====== DATA SECTION

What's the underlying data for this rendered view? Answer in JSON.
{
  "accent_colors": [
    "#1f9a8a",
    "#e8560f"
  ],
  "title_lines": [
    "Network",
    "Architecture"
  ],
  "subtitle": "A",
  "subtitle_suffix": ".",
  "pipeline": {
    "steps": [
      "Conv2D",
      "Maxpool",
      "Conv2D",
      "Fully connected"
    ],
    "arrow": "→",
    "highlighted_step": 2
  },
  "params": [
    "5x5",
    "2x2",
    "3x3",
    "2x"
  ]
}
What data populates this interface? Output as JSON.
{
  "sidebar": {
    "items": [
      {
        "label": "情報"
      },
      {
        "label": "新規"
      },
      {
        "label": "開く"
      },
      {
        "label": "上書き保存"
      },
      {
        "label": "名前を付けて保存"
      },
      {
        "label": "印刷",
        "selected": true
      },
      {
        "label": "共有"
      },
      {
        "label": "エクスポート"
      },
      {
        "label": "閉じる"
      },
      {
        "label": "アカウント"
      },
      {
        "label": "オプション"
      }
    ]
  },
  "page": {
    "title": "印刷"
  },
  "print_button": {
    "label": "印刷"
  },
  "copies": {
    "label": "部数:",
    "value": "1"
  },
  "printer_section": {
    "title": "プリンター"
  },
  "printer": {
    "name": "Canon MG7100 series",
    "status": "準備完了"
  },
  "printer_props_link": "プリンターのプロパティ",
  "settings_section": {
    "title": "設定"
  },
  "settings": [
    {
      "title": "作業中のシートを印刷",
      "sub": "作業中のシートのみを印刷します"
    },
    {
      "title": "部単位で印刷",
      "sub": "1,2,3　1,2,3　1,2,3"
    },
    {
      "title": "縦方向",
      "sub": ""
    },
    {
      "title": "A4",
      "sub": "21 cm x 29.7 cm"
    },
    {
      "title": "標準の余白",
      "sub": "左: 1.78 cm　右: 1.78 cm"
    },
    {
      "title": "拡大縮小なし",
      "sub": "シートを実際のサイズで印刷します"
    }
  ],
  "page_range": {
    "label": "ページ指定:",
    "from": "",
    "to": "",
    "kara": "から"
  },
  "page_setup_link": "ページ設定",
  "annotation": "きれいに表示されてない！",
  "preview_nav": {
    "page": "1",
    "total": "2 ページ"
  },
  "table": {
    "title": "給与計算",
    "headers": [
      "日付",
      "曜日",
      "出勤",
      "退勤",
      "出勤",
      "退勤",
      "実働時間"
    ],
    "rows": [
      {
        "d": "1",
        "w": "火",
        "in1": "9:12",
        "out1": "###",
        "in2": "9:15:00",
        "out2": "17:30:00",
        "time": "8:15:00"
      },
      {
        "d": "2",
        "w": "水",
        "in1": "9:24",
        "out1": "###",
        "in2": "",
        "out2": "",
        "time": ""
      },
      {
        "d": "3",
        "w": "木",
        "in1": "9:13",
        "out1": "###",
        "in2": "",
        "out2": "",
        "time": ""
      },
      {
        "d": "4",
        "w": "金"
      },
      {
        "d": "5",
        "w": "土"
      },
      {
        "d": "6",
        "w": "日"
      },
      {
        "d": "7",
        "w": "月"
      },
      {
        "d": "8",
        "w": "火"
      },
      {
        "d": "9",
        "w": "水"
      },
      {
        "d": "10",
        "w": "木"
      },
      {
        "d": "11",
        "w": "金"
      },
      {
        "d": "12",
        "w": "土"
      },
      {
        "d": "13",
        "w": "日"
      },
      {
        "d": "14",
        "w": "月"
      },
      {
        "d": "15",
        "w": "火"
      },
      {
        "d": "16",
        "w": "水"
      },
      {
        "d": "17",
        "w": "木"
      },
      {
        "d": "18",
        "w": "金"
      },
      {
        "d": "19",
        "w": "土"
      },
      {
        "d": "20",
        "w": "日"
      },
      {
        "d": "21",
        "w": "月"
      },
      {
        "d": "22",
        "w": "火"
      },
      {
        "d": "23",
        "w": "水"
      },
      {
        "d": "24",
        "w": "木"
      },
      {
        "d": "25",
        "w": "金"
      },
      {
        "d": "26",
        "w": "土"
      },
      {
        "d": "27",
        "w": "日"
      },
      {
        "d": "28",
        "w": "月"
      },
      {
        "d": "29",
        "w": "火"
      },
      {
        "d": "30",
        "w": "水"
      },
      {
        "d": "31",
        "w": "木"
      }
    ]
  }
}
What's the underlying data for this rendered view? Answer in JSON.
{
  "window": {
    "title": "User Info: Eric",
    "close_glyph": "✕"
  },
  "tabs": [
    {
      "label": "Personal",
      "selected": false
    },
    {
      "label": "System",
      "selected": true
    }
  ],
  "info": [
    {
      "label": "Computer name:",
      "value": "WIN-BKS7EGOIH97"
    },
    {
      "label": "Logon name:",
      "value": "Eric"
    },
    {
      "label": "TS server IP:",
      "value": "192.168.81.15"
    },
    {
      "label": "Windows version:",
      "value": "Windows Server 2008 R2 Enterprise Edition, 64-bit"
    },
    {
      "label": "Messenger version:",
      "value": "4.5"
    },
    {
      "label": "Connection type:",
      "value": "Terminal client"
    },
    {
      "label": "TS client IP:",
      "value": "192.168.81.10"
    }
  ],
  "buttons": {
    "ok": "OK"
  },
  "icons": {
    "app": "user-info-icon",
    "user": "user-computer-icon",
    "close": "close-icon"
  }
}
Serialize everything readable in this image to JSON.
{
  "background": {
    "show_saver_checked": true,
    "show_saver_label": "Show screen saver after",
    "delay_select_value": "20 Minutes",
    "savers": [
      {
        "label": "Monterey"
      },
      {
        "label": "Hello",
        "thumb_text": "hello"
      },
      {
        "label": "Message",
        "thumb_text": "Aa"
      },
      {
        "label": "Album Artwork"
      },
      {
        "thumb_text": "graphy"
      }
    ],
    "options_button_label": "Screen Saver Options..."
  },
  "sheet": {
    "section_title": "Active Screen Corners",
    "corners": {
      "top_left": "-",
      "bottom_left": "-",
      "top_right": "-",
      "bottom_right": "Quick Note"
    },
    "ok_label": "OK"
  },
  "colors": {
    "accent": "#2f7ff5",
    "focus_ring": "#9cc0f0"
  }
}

============

» SET EXERCISE
Copy every line of the entries above in which "version" occurs.

» THE SOLUTION
      "label": "Windows version:",
      "label": "Messenger version:",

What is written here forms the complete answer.